─── SUPPLIED MATERIAL
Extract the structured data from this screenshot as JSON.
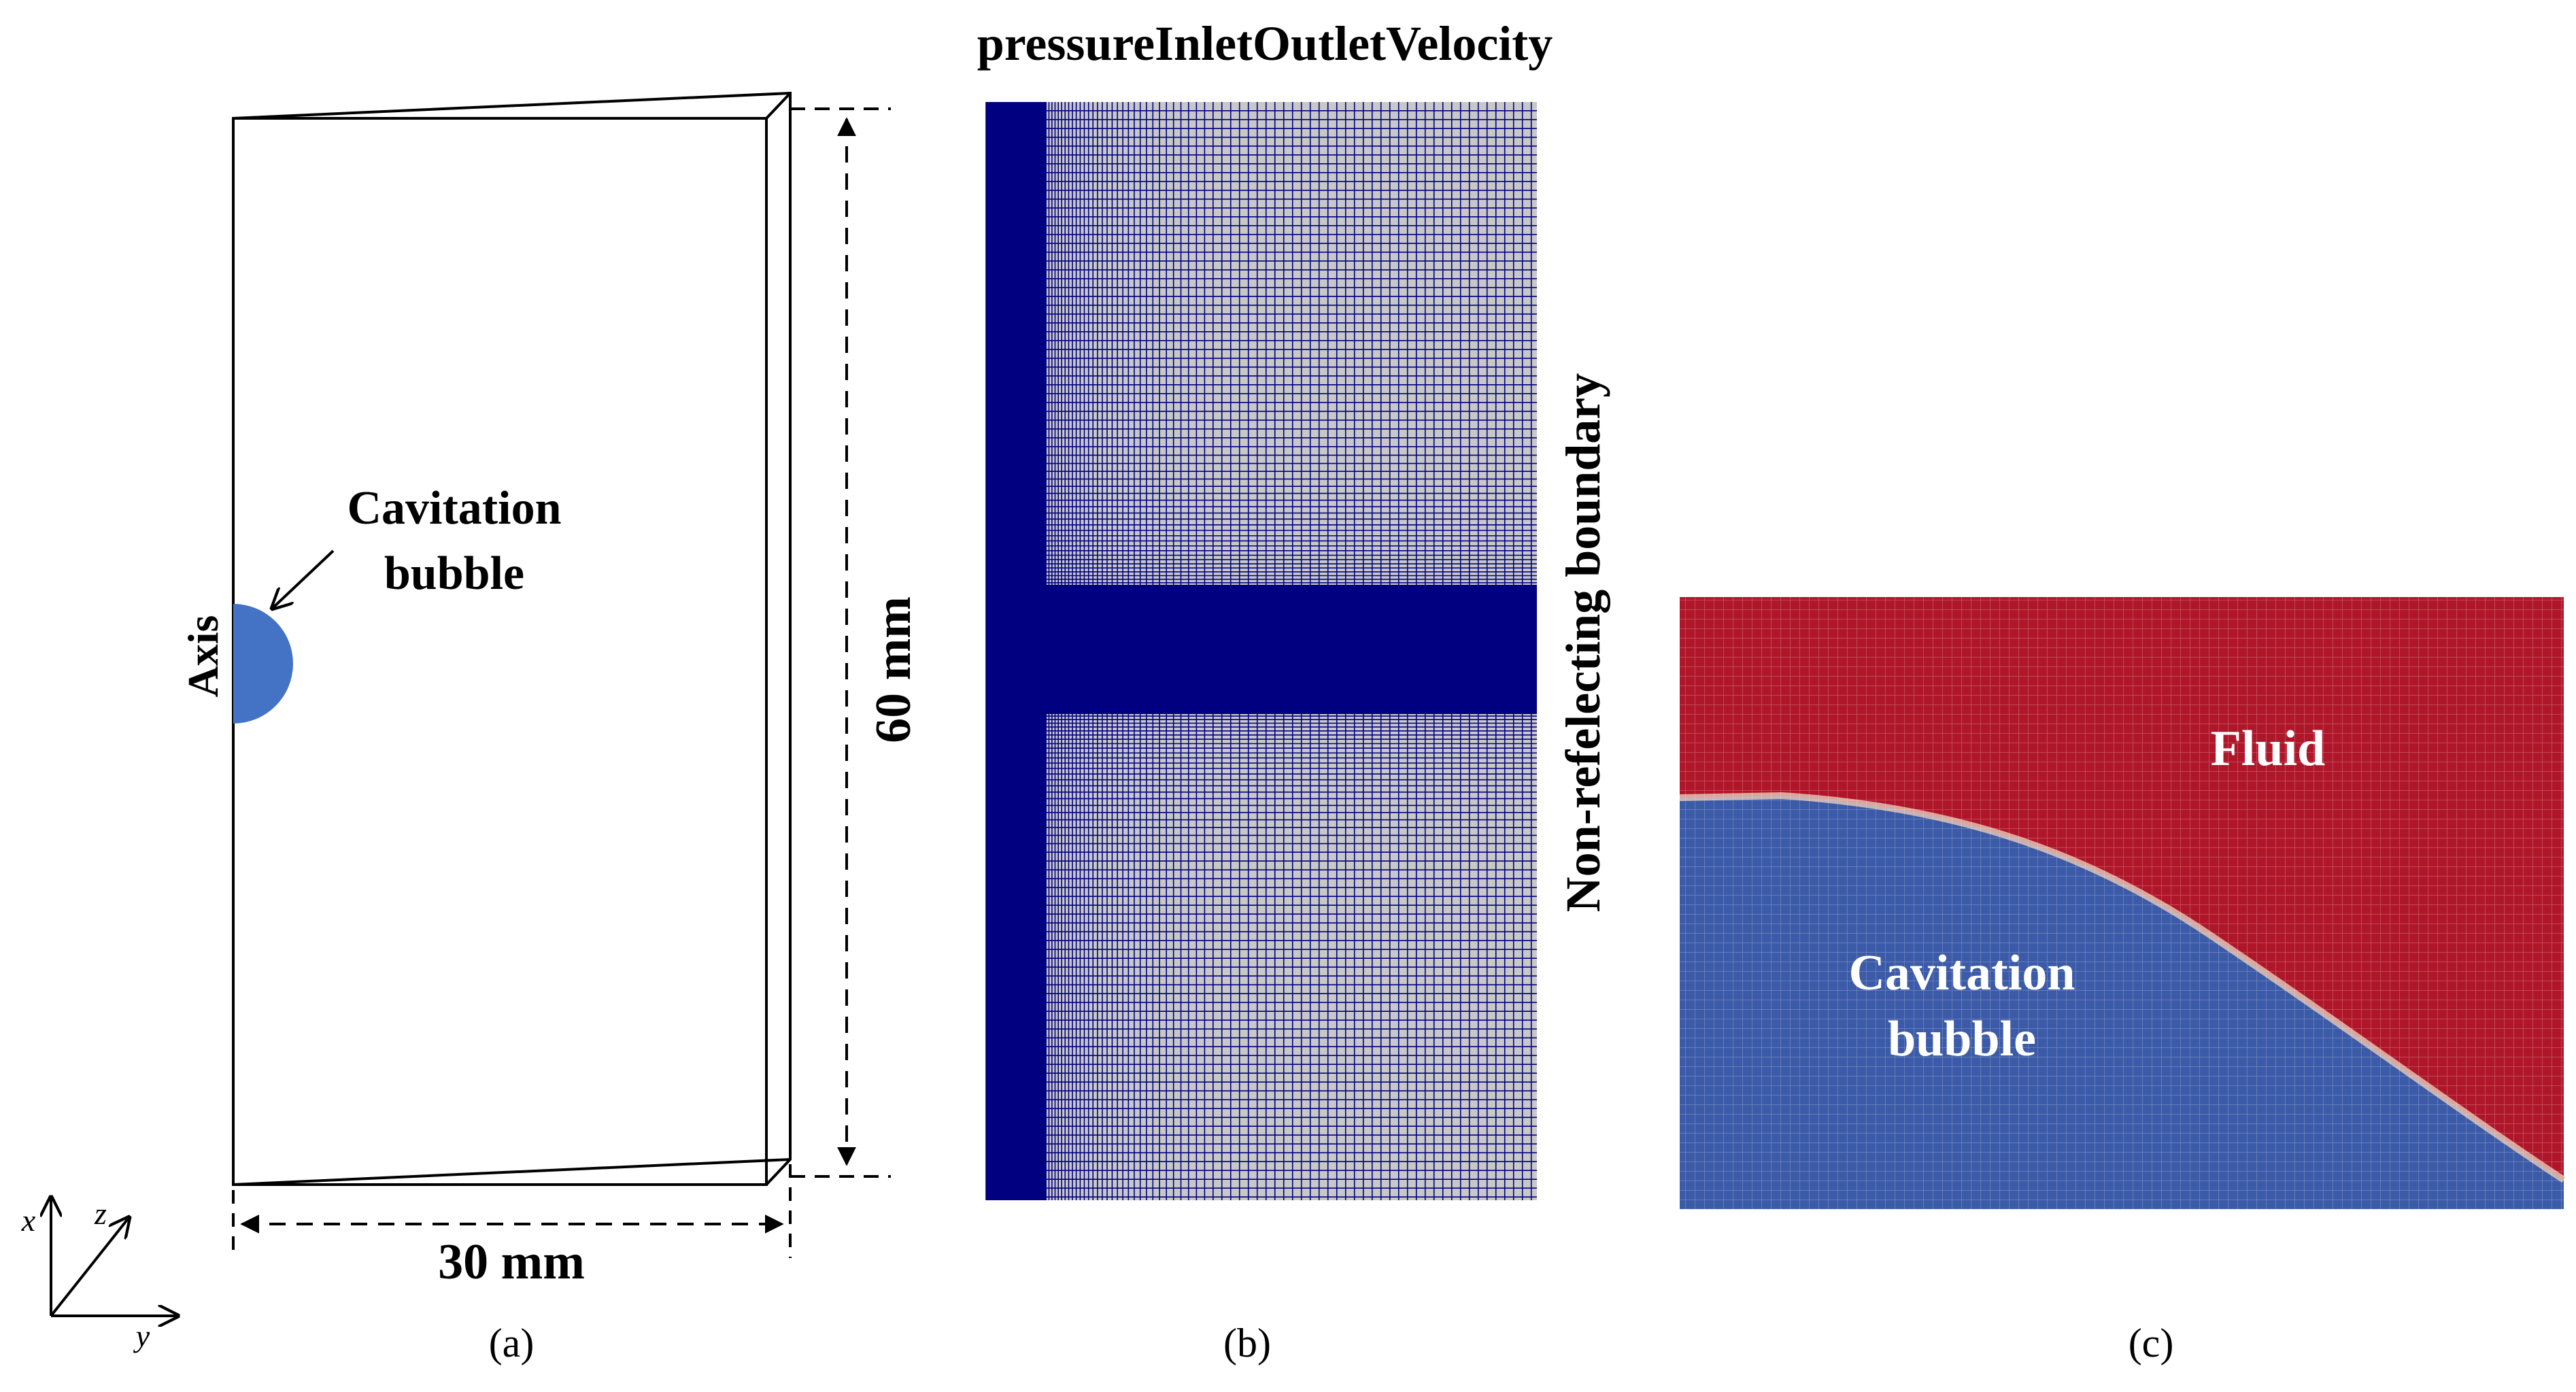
{
  "panel_a": {
    "bubble_label_line1": "Cavitation",
    "bubble_label_line2": "bubble",
    "axis_label": "Axis",
    "height_dimension": "60 mm",
    "width_dimension": "30 mm",
    "caption": "(a)",
    "coord_x": "x",
    "coord_y": "y",
    "coord_z": "z",
    "bubble_color": "#4472c4"
  },
  "panel_b": {
    "top_boundary_label": "pressureInletOutletVelocity",
    "right_boundary_label": "Non-refelecting boundary",
    "caption": "(b)",
    "mesh_line_color": "#000080",
    "mesh_background_color": "#c8c8c8"
  },
  "panel_c": {
    "fluid_label": "Fluid",
    "bubble_label_line1": "Cavitation",
    "bubble_label_line2": "bubble",
    "caption": "(c)",
    "fluid_color": "#b0162a",
    "bubble_color": "#3b5aa8"
  }
}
──────
STATED TASK
Nothing but the pictures may be dropped; output the records above exactly.

SOLUTION
Extract the structured data from this screenshot as JSON.
{
  "panel_a": {
    "bubble_label_line1": "Cavitation",
    "bubble_label_line2": "bubble",
    "axis_label": "Axis",
    "height_dimension": "60 mm",
    "width_dimension": "30 mm",
    "caption": "(a)",
    "coord_x": "x",
    "coord_y": "y",
    "coord_z": "z",
    "bubble_color": "#4472c4"
  },
  "panel_b": {
    "top_boundary_label": "pressureInletOutletVelocity",
    "right_boundary_label": "Non-refelecting boundary",
    "caption": "(b)",
    "mesh_line_color": "#000080",
    "mesh_background_color": "#c8c8c8"
  },
  "panel_c": {
    "fluid_label": "Fluid",
    "bubble_label_line1": "Cavitation",
    "bubble_label_line2": "bubble",
    "caption": "(c)",
    "fluid_color": "#b0162a",
    "bubble_color": "#3b5aa8"
  }
}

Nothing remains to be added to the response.